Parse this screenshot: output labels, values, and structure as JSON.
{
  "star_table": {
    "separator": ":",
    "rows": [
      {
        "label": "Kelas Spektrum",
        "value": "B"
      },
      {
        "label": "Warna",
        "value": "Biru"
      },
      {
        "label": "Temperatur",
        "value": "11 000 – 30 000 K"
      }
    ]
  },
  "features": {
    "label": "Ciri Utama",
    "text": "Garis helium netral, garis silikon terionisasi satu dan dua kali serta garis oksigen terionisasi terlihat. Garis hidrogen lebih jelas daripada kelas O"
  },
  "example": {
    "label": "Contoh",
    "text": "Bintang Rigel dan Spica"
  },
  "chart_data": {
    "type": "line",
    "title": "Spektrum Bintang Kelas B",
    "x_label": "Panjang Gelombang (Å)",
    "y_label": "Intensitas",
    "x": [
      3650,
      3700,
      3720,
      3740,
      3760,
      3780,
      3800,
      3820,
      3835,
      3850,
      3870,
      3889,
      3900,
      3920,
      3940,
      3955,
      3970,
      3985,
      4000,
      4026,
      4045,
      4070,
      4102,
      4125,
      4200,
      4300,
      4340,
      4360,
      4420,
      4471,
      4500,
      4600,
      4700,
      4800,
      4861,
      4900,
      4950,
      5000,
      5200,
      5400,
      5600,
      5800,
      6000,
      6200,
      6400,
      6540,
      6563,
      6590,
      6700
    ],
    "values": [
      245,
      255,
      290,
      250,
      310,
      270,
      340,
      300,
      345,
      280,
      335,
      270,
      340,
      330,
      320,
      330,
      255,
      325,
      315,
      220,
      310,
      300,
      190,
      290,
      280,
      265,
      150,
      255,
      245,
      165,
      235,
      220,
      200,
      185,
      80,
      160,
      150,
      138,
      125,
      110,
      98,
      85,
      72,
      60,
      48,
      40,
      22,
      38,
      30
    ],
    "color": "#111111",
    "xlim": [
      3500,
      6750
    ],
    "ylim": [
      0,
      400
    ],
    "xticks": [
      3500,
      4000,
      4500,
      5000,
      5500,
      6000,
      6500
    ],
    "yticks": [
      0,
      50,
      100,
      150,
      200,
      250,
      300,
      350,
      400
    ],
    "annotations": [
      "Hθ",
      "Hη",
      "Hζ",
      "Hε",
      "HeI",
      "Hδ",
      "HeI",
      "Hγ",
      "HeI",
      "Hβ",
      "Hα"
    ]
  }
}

*Stated exercise*:
Show the lines from the data above that contain the string "values".

*Solution below*:
Parse this screenshot: output labels, values, and structure as JSON.
    "values": [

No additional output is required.